> [Exercise brief]: Present each line of the entries below that holds the word "este".

** START OF Dataset rows **

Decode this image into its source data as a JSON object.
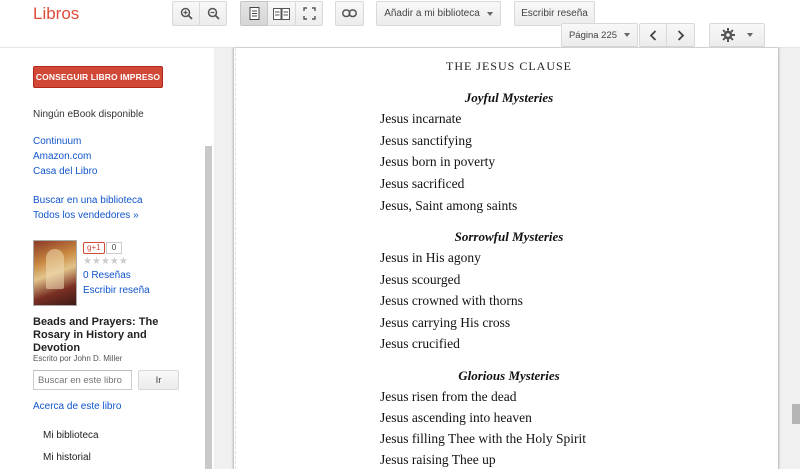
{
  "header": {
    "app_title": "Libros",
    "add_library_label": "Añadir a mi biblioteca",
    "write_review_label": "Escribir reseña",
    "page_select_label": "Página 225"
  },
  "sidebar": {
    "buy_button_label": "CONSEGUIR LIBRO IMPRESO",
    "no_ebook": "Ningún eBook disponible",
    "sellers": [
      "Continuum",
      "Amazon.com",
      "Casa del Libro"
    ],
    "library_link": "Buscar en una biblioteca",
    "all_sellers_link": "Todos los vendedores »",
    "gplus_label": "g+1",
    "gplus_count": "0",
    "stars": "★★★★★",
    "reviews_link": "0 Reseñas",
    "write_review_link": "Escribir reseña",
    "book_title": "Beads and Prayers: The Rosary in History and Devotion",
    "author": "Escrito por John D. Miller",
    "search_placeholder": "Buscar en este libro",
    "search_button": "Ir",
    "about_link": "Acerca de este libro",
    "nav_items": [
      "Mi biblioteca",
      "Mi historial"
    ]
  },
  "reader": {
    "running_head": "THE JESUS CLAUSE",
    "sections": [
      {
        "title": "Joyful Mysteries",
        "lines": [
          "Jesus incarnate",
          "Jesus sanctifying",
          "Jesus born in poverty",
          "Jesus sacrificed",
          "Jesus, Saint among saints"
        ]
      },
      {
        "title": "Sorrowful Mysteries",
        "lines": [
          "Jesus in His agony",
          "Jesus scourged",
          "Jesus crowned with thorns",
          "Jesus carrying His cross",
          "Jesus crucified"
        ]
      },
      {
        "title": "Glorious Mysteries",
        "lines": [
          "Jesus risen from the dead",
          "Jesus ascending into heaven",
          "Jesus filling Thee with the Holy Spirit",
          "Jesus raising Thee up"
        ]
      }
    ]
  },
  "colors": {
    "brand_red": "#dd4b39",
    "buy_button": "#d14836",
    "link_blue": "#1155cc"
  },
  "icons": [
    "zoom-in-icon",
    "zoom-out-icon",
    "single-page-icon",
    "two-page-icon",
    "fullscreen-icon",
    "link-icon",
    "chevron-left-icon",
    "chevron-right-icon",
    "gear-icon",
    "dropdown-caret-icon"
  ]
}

** END OF Dataset rows **

> [Answer in full]:
    "search_placeholder": "Buscar en este libro",
    "about_link": "Acerca de este libro",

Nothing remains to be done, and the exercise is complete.